▶ LISTED ENTRIES

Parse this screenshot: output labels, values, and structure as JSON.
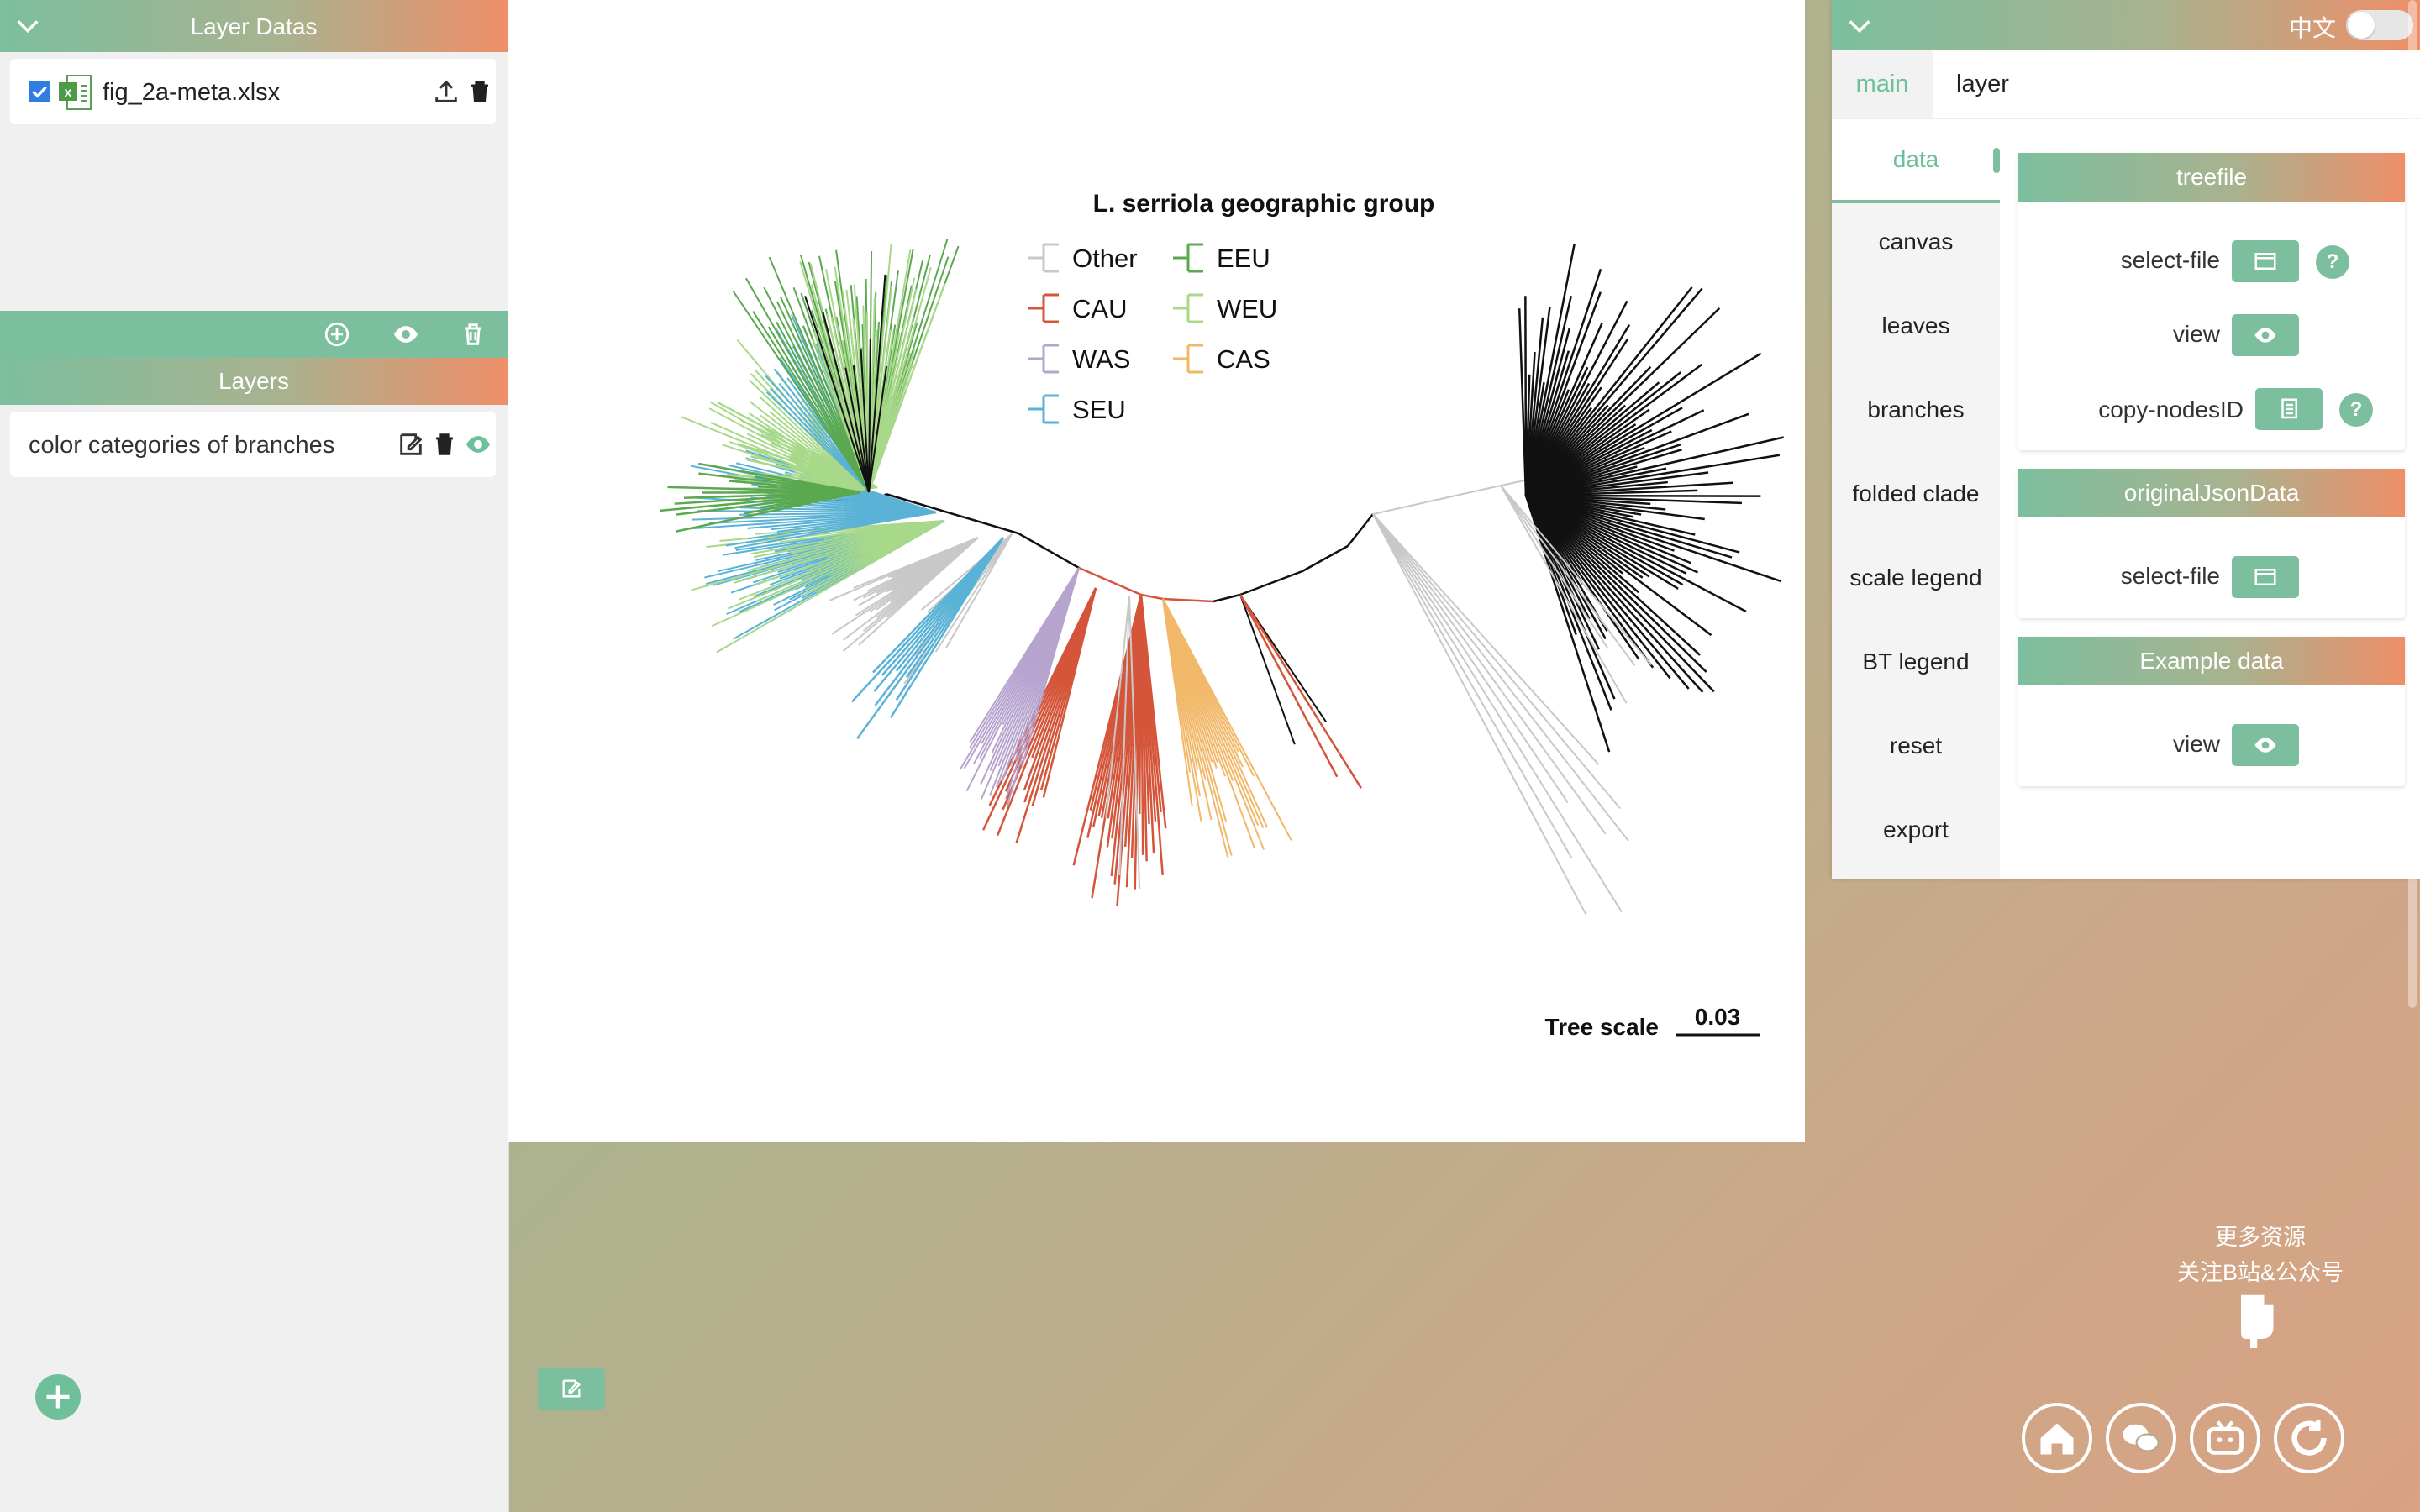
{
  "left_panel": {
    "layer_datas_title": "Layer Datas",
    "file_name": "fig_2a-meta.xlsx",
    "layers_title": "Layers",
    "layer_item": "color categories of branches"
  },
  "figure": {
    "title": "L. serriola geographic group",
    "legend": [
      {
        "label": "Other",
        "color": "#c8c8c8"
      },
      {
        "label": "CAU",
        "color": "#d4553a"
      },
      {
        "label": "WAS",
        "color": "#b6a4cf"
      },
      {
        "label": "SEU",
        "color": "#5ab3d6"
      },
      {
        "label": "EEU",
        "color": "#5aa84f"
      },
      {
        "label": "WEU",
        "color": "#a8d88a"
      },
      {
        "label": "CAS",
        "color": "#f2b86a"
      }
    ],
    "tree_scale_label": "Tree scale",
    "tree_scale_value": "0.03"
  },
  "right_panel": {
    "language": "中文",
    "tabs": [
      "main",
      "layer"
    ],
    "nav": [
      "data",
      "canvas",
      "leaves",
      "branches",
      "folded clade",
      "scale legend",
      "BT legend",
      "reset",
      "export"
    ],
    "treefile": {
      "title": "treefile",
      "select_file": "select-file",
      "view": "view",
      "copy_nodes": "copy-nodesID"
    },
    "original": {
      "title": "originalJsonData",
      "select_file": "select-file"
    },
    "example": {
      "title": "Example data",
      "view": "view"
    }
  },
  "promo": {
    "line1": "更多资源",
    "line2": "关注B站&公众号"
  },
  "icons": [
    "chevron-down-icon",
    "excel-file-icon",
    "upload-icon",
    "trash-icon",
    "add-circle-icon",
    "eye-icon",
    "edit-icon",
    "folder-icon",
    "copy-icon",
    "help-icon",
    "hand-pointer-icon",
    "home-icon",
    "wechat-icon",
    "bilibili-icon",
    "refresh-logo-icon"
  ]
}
...
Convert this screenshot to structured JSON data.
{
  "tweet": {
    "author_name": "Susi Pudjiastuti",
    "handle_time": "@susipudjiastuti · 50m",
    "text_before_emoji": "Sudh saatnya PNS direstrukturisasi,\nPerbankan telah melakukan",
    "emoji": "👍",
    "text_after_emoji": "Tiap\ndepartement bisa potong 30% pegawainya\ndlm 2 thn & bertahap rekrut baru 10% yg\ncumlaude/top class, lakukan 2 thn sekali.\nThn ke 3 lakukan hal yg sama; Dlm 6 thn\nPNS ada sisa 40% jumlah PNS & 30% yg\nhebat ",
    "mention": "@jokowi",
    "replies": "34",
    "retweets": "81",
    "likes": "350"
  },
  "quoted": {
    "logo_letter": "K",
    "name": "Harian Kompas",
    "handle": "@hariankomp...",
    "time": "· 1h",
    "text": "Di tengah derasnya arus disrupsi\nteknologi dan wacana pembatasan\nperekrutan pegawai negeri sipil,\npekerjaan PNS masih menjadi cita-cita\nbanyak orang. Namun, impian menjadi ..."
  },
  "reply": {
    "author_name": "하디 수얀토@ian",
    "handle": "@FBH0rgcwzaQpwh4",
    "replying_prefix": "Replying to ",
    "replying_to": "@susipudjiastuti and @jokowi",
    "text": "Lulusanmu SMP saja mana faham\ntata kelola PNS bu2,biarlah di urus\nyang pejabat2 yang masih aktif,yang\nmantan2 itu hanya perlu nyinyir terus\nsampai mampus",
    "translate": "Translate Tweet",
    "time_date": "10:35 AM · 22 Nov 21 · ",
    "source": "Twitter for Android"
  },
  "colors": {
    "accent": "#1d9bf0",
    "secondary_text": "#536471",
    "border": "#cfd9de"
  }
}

▶ WORK REQUIRED
Search the data for "this". Copy every line that has it.

▶ REPLY TO THE EXERCISE
Parse this screenshot: output labels, values, and structure as JSON.
Convert this screenshot to structured JSON data.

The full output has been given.